- [EXERCISE DETAILS] Write out the records beneath this line exactly as they appear, minus any images.

(Excerpt from a dataset)
==========
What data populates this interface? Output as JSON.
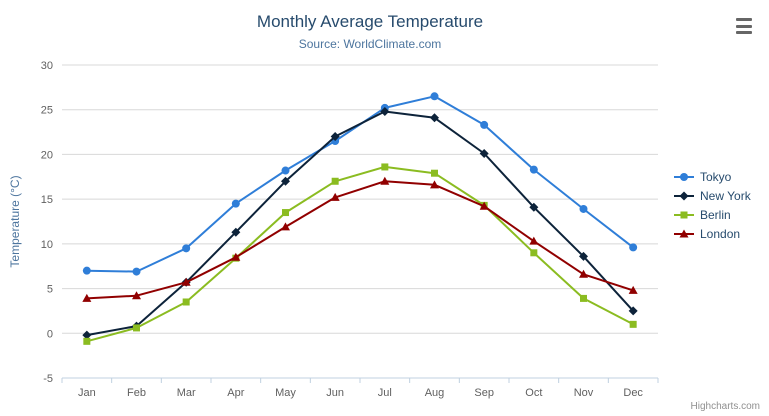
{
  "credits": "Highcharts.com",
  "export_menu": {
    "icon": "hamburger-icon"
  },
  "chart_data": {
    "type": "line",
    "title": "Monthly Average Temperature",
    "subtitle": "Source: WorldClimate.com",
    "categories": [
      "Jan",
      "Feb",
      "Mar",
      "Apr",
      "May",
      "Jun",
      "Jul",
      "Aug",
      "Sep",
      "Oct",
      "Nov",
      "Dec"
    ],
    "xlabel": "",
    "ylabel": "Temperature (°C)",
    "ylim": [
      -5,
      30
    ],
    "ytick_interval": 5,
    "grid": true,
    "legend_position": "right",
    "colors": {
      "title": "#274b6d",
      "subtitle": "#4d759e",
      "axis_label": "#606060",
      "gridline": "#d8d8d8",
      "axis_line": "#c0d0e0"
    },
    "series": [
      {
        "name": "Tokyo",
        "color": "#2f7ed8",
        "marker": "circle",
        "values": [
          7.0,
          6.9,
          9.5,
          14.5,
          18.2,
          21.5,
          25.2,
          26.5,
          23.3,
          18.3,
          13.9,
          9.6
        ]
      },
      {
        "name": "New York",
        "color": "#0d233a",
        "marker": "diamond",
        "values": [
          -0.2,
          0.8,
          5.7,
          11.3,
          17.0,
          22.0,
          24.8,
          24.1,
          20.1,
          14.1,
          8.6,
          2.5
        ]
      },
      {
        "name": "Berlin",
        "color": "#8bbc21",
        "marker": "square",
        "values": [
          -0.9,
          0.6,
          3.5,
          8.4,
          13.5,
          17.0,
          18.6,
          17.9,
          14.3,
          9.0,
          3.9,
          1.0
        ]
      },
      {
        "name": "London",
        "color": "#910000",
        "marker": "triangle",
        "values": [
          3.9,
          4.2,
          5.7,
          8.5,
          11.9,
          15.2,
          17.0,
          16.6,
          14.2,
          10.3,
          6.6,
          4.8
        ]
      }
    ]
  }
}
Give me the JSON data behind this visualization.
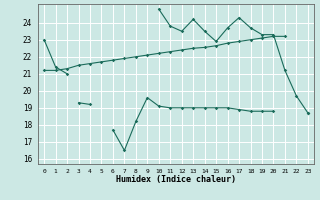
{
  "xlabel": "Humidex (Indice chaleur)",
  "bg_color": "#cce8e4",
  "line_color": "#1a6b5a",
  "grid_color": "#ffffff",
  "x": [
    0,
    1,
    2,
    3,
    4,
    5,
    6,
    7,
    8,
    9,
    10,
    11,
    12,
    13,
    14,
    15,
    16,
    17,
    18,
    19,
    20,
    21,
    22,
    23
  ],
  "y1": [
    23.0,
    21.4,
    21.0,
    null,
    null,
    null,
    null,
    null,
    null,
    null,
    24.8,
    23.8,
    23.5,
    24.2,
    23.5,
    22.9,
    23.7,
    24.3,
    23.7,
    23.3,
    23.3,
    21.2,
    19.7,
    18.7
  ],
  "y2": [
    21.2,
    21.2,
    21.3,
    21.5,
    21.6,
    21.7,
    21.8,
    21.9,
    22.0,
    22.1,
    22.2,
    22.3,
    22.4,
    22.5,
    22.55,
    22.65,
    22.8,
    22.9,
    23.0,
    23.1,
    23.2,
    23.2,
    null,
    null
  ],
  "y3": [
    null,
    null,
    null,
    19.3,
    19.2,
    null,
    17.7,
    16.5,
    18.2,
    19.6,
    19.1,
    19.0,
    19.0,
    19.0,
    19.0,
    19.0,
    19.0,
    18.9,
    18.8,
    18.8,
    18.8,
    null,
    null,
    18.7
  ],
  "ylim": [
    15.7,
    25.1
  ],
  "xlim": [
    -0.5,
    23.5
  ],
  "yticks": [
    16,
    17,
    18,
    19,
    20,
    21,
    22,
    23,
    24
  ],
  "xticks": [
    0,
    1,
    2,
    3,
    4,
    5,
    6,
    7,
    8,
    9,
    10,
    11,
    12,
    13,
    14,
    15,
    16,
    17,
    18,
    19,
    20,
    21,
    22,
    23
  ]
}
==========
- [EXPECTED ANSWER]
What data populates this interface? Output as JSON.
{
  "credits": "Highcharts.com",
  "export_menu": {
    "icon": "hamburger-icon"
  },
  "chart_data": {
    "type": "line",
    "title": "Monthly Average Temperature",
    "subtitle": "Source: WorldClimate.com",
    "categories": [
      "Jan",
      "Feb",
      "Mar",
      "Apr",
      "May",
      "Jun",
      "Jul",
      "Aug",
      "Sep",
      "Oct",
      "Nov",
      "Dec"
    ],
    "xlabel": "",
    "ylabel": "Temperature (°C)",
    "ylim": [
      -5,
      30
    ],
    "ytick_interval": 5,
    "grid": true,
    "legend_position": "right",
    "colors": {
      "title": "#274b6d",
      "subtitle": "#4d759e",
      "axis_label": "#606060",
      "gridline": "#d8d8d8",
      "axis_line": "#c0d0e0"
    },
    "series": [
      {
        "name": "Tokyo",
        "color": "#2f7ed8",
        "marker": "circle",
        "values": [
          7.0,
          6.9,
          9.5,
          14.5,
          18.2,
          21.5,
          25.2,
          26.5,
          23.3,
          18.3,
          13.9,
          9.6
        ]
      },
      {
        "name": "New York",
        "color": "#0d233a",
        "marker": "diamond",
        "values": [
          -0.2,
          0.8,
          5.7,
          11.3,
          17.0,
          22.0,
          24.8,
          24.1,
          20.1,
          14.1,
          8.6,
          2.5
        ]
      },
      {
        "name": "Berlin",
        "color": "#8bbc21",
        "marker": "square",
        "values": [
          -0.9,
          0.6,
          3.5,
          8.4,
          13.5,
          17.0,
          18.6,
          17.9,
          14.3,
          9.0,
          3.9,
          1.0
        ]
      },
      {
        "name": "London",
        "color": "#910000",
        "marker": "triangle",
        "values": [
          3.9,
          4.2,
          5.7,
          8.5,
          11.9,
          15.2,
          17.0,
          16.6,
          14.2,
          10.3,
          6.6,
          4.8
        ]
      }
    ]
  }
}
Give me the JSON data behind this visualization.
{
  "xlabel": "Humidex (Indice chaleur)",
  "bg_color": "#cce8e4",
  "line_color": "#1a6b5a",
  "grid_color": "#ffffff",
  "x": [
    0,
    1,
    2,
    3,
    4,
    5,
    6,
    7,
    8,
    9,
    10,
    11,
    12,
    13,
    14,
    15,
    16,
    17,
    18,
    19,
    20,
    21,
    22,
    23
  ],
  "y1": [
    23.0,
    21.4,
    21.0,
    null,
    null,
    null,
    null,
    null,
    null,
    null,
    24.8,
    23.8,
    23.5,
    24.2,
    23.5,
    22.9,
    23.7,
    24.3,
    23.7,
    23.3,
    23.3,
    21.2,
    19.7,
    18.7
  ],
  "y2": [
    21.2,
    21.2,
    21.3,
    21.5,
    21.6,
    21.7,
    21.8,
    21.9,
    22.0,
    22.1,
    22.2,
    22.3,
    22.4,
    22.5,
    22.55,
    22.65,
    22.8,
    22.9,
    23.0,
    23.1,
    23.2,
    23.2,
    null,
    null
  ],
  "y3": [
    null,
    null,
    null,
    19.3,
    19.2,
    null,
    17.7,
    16.5,
    18.2,
    19.6,
    19.1,
    19.0,
    19.0,
    19.0,
    19.0,
    19.0,
    19.0,
    18.9,
    18.8,
    18.8,
    18.8,
    null,
    null,
    18.7
  ],
  "ylim": [
    15.7,
    25.1
  ],
  "xlim": [
    -0.5,
    23.5
  ],
  "yticks": [
    16,
    17,
    18,
    19,
    20,
    21,
    22,
    23,
    24
  ],
  "xticks": [
    0,
    1,
    2,
    3,
    4,
    5,
    6,
    7,
    8,
    9,
    10,
    11,
    12,
    13,
    14,
    15,
    16,
    17,
    18,
    19,
    20,
    21,
    22,
    23
  ]
}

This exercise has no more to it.